*TASK TO COMPLETE*
Could you write out the records below exactly as they appear?

Start of PROVIDED RECORDS

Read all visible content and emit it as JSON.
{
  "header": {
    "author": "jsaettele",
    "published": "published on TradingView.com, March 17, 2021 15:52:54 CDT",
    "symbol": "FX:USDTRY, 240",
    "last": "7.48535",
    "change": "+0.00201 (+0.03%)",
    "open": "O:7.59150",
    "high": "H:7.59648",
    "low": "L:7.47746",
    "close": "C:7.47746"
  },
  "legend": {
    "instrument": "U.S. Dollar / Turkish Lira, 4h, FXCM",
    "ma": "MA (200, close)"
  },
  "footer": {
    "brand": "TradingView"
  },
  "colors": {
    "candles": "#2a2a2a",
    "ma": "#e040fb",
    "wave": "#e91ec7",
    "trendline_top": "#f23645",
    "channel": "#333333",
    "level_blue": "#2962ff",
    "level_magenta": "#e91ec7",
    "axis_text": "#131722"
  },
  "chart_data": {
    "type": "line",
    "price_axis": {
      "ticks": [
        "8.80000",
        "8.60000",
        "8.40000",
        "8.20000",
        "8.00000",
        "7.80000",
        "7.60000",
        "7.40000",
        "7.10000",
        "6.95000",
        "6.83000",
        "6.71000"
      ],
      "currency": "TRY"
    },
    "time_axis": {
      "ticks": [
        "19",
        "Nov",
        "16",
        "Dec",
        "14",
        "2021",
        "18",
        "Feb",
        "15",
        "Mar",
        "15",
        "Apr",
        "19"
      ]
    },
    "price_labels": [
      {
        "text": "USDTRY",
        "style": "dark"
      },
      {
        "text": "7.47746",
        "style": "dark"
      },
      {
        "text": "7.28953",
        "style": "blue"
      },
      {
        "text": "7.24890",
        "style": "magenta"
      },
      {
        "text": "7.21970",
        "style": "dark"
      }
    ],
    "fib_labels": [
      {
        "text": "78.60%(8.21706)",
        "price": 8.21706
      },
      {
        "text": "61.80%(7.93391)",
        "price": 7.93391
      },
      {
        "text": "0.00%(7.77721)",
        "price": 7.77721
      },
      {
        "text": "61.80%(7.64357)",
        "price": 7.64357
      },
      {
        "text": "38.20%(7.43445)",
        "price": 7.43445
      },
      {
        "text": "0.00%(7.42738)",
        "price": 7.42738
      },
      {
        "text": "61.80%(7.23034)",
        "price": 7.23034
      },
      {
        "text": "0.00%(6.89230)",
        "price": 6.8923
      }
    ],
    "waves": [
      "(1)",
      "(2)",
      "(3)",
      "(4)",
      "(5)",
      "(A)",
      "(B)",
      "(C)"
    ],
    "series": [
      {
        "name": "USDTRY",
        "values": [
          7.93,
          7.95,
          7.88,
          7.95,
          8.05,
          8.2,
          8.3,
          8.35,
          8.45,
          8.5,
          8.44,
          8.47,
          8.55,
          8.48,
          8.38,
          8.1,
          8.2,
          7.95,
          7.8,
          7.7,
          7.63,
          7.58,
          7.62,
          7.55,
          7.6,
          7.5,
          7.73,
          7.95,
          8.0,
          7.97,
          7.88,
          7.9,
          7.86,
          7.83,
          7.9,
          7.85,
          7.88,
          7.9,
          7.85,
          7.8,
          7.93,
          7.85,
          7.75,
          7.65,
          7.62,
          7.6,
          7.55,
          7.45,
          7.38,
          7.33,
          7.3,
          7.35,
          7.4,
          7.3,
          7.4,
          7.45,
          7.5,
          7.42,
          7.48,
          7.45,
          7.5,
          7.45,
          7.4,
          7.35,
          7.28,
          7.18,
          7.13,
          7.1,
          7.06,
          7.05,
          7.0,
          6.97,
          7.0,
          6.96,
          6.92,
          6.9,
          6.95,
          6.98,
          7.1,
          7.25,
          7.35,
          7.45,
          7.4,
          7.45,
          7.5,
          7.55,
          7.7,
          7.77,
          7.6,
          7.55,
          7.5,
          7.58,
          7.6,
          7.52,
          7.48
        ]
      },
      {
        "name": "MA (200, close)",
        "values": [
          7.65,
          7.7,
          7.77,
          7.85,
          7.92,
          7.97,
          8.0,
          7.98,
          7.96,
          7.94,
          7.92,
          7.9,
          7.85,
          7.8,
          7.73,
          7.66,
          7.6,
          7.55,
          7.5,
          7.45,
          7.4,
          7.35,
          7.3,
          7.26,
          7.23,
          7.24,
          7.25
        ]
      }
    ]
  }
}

End of PROVIDED RECORDS

*WRITTEN SOLUTION*
Read all visible content and emit it as JSON.
{
  "header": {
    "author": "jsaettele",
    "published": "published on TradingView.com, March 17, 2021 15:52:54 CDT",
    "symbol": "FX:USDTRY, 240",
    "last": "7.48535",
    "change": "+0.00201 (+0.03%)",
    "open": "O:7.59150",
    "high": "H:7.59648",
    "low": "L:7.47746",
    "close": "C:7.47746"
  },
  "legend": {
    "instrument": "U.S. Dollar / Turkish Lira, 4h, FXCM",
    "ma": "MA (200, close)"
  },
  "footer": {
    "brand": "TradingView"
  },
  "colors": {
    "candles": "#2a2a2a",
    "ma": "#e040fb",
    "wave": "#e91ec7",
    "trendline_top": "#f23645",
    "channel": "#333333",
    "level_blue": "#2962ff",
    "level_magenta": "#e91ec7",
    "axis_text": "#131722"
  },
  "chart_data": {
    "type": "line",
    "price_axis": {
      "ticks": [
        "8.80000",
        "8.60000",
        "8.40000",
        "8.20000",
        "8.00000",
        "7.80000",
        "7.60000",
        "7.40000",
        "7.10000",
        "6.95000",
        "6.83000",
        "6.71000"
      ],
      "currency": "TRY"
    },
    "time_axis": {
      "ticks": [
        "19",
        "Nov",
        "16",
        "Dec",
        "14",
        "2021",
        "18",
        "Feb",
        "15",
        "Mar",
        "15",
        "Apr",
        "19"
      ]
    },
    "price_labels": [
      {
        "text": "USDTRY",
        "style": "dark"
      },
      {
        "text": "7.47746",
        "style": "dark"
      },
      {
        "text": "7.28953",
        "style": "blue"
      },
      {
        "text": "7.24890",
        "style": "magenta"
      },
      {
        "text": "7.21970",
        "style": "dark"
      }
    ],
    "fib_labels": [
      {
        "text": "78.60%(8.21706)",
        "price": 8.21706
      },
      {
        "text": "61.80%(7.93391)",
        "price": 7.93391
      },
      {
        "text": "0.00%(7.77721)",
        "price": 7.77721
      },
      {
        "text": "61.80%(7.64357)",
        "price": 7.64357
      },
      {
        "text": "38.20%(7.43445)",
        "price": 7.43445
      },
      {
        "text": "0.00%(7.42738)",
        "price": 7.42738
      },
      {
        "text": "61.80%(7.23034)",
        "price": 7.23034
      },
      {
        "text": "0.00%(6.89230)",
        "price": 6.8923
      }
    ],
    "waves": [
      "(1)",
      "(2)",
      "(3)",
      "(4)",
      "(5)",
      "(A)",
      "(B)",
      "(C)"
    ],
    "series": [
      {
        "name": "USDTRY",
        "values": [
          7.93,
          7.95,
          7.88,
          7.95,
          8.05,
          8.2,
          8.3,
          8.35,
          8.45,
          8.5,
          8.44,
          8.47,
          8.55,
          8.48,
          8.38,
          8.1,
          8.2,
          7.95,
          7.8,
          7.7,
          7.63,
          7.58,
          7.62,
          7.55,
          7.6,
          7.5,
          7.73,
          7.95,
          8.0,
          7.97,
          7.88,
          7.9,
          7.86,
          7.83,
          7.9,
          7.85,
          7.88,
          7.9,
          7.85,
          7.8,
          7.93,
          7.85,
          7.75,
          7.65,
          7.62,
          7.6,
          7.55,
          7.45,
          7.38,
          7.33,
          7.3,
          7.35,
          7.4,
          7.3,
          7.4,
          7.45,
          7.5,
          7.42,
          7.48,
          7.45,
          7.5,
          7.45,
          7.4,
          7.35,
          7.28,
          7.18,
          7.13,
          7.1,
          7.06,
          7.05,
          7.0,
          6.97,
          7.0,
          6.96,
          6.92,
          6.9,
          6.95,
          6.98,
          7.1,
          7.25,
          7.35,
          7.45,
          7.4,
          7.45,
          7.5,
          7.55,
          7.7,
          7.77,
          7.6,
          7.55,
          7.5,
          7.58,
          7.6,
          7.52,
          7.48
        ]
      },
      {
        "name": "MA (200, close)",
        "values": [
          7.65,
          7.7,
          7.77,
          7.85,
          7.92,
          7.97,
          8.0,
          7.98,
          7.96,
          7.94,
          7.92,
          7.9,
          7.85,
          7.8,
          7.73,
          7.66,
          7.6,
          7.55,
          7.5,
          7.45,
          7.4,
          7.35,
          7.3,
          7.26,
          7.23,
          7.24,
          7.25
        ]
      }
    ]
  }
}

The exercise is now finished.